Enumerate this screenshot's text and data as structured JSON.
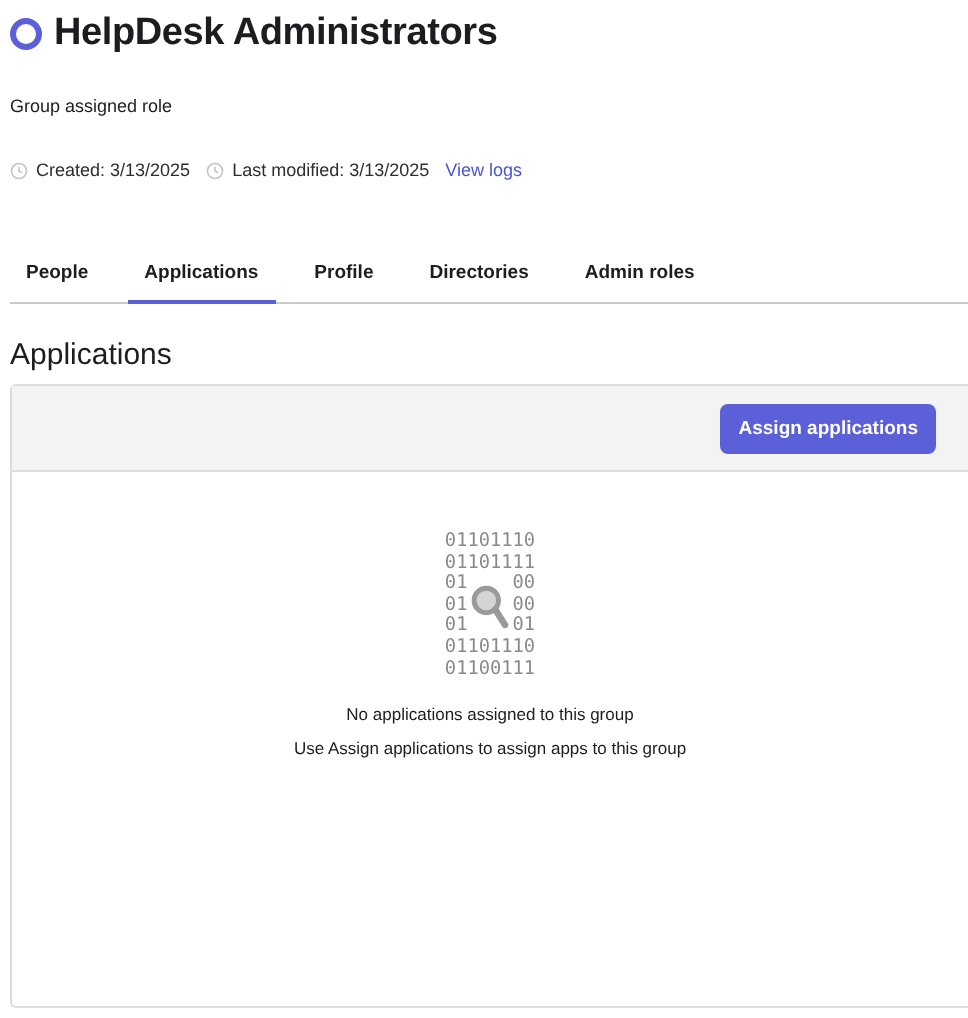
{
  "header": {
    "title": "HelpDesk Administrators",
    "subtitle": "Group assigned role",
    "created": "Created: 3/13/2025",
    "modified": "Last modified: 3/13/2025",
    "logs_link": "View logs"
  },
  "tabs": [
    {
      "label": "People",
      "selected": false
    },
    {
      "label": "Applications",
      "selected": true
    },
    {
      "label": "Profile",
      "selected": false
    },
    {
      "label": "Directories",
      "selected": false
    },
    {
      "label": "Admin roles",
      "selected": false
    }
  ],
  "section": {
    "heading": "Applications",
    "action_button": "Assign applications",
    "empty_state": {
      "binary_lines": [
        [
          "01101110"
        ],
        [
          "01101111"
        ],
        [
          "01",
          "00"
        ],
        [
          "01",
          "00"
        ],
        [
          "01",
          "01"
        ],
        [
          "01101110"
        ],
        [
          "01100111"
        ]
      ],
      "message": "No applications assigned to this group",
      "hint": "Use Assign applications to assign apps to this group"
    }
  }
}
+++++
Copy all lines from the material that include "this".

■ **Expected answer**
Enumerate this screenshot's text and data as structured JSON.
      "message": "No applications assigned to this group",
      "hint": "Use Assign applications to assign apps to this group"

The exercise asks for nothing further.